(Dataset excerpts)
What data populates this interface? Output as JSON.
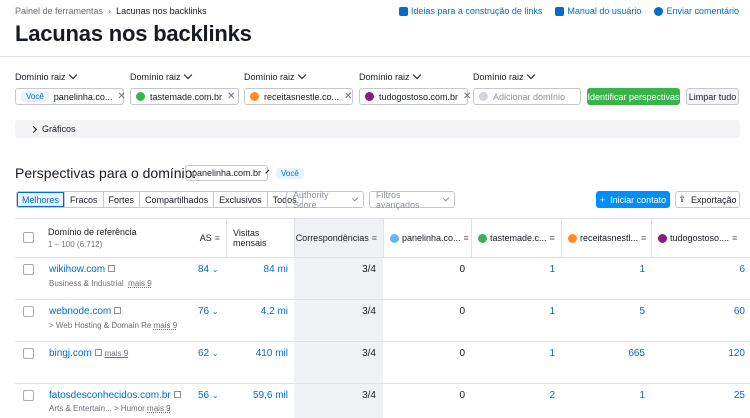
{
  "breadcrumb": {
    "root": "Painel de ferramentas",
    "current": "Lacunas nos backlinks"
  },
  "toplinks": [
    "Ideias para a construção de links",
    "Manual do usuário",
    "Enviar comentário"
  ],
  "title": "Lacunas nos backlinks",
  "domain_label": "Domínio raiz",
  "you_badge": "Você",
  "domains": [
    {
      "name": "panelinha.co...",
      "color": ""
    },
    {
      "name": "tastemade.com.br",
      "color": "#3ab44a"
    },
    {
      "name": "receitasnestle.co...",
      "color": "#ff8c25"
    },
    {
      "name": "tudogostoso.com.br",
      "color": "#8a1a8c"
    }
  ],
  "add_domain_placeholder": "Adicionar domínio",
  "identify_button": "Identificar perspectivas",
  "clear_button": "Limpar tudo",
  "graphs_label": "Gráficos",
  "perspectives_label": "Perspectivas para o domínio:",
  "perspectives_domain": "panelinha.com.br",
  "tabs": [
    "Melhores",
    "Fracos",
    "Fortes",
    "Compartilhados",
    "Exclusivos",
    "Todos"
  ],
  "authority_filter": "Authority Score",
  "advanced_filter": "Filtros avançados",
  "start_contact": "Iniciar contato",
  "export": "Exportação",
  "columns": {
    "ref_domain": "Domínio de referência",
    "range": "1 – 100 (6.712)",
    "as": "AS",
    "visits": "Visitas mensais",
    "matches": "Correspondências",
    "c1": "panelinha.co...",
    "c2": "tastemade.c...",
    "c3": "receitasnestl...",
    "c4": "tudogostoso...."
  },
  "rows": [
    {
      "domain": "wikihow.com",
      "category": "Business & Industrial",
      "more": "mais 9",
      "as": "84",
      "visits": "84 mi",
      "matches": "3/4",
      "v1": "0",
      "v2": "1",
      "v3": "1",
      "v4": "6"
    },
    {
      "domain": "webnode.com",
      "category": "> Web Hosting & Domain Re",
      "more": "mais 9",
      "as": "76",
      "visits": "4,2 mi",
      "matches": "3/4",
      "v1": "0",
      "v2": "1",
      "v3": "5",
      "v4": "60"
    },
    {
      "domain": "bingj.com",
      "category": "",
      "more": "mais 9",
      "as": "62",
      "visits": "410 mil",
      "matches": "3/4",
      "v1": "0",
      "v2": "1",
      "v3": "665",
      "v4": "120"
    },
    {
      "domain": "fatosdesconhecidos.com.br",
      "category": "Arts & Entertain...  > Humor",
      "more": "mais 9",
      "as": "56",
      "visits": "59,6 mil",
      "matches": "3/4",
      "v1": "0",
      "v2": "2",
      "v3": "1",
      "v4": "25"
    }
  ]
}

REQUIREMENT
Find the lines above holding the word "Lacunas" and show them.

RESULT FOR THIS TASK
    "current": "Lacunas nos backlinks"
  "title": "Lacunas nos backlinks",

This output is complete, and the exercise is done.